--- START EXERCISE INPUT ---
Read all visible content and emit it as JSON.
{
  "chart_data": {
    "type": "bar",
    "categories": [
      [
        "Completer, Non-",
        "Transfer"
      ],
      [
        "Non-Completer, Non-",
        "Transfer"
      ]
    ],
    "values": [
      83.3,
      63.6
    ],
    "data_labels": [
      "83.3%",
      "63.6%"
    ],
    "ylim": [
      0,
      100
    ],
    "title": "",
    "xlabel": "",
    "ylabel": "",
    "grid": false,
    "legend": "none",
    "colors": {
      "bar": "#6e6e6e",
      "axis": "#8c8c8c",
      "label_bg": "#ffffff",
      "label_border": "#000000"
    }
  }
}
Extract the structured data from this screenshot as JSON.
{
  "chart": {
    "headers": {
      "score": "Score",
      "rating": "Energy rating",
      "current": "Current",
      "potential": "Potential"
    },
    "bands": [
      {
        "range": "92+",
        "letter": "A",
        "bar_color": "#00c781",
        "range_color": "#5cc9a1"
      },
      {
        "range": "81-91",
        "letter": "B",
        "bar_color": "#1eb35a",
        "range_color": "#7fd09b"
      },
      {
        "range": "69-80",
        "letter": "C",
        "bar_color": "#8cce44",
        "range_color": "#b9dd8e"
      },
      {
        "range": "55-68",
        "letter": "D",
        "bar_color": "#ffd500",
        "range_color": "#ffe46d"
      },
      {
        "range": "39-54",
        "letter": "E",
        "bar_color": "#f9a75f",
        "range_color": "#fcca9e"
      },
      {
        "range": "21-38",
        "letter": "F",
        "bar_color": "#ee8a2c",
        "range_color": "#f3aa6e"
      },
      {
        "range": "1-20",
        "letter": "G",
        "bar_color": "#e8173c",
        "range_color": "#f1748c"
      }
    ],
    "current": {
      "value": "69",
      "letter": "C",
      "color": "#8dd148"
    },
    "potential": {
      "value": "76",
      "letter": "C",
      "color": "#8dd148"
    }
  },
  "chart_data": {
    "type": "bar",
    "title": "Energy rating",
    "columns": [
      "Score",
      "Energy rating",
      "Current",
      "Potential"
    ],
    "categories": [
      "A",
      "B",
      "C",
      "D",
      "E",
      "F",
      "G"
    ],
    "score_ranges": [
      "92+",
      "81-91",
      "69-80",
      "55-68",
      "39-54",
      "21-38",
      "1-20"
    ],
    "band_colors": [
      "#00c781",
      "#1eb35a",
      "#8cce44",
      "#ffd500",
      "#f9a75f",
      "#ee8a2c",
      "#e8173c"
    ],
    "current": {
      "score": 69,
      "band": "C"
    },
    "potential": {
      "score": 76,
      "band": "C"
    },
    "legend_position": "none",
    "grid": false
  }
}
--- END EXERCISE INPUT ---
Which lines contain the word "letter"? Return each of them.

        "letter": "A",
        "letter": "B",
        "letter": "C",
        "letter": "D",
        "letter": "E",
        "letter": "F",
        "letter": "G",
      "letter": "C",
      "letter": "C",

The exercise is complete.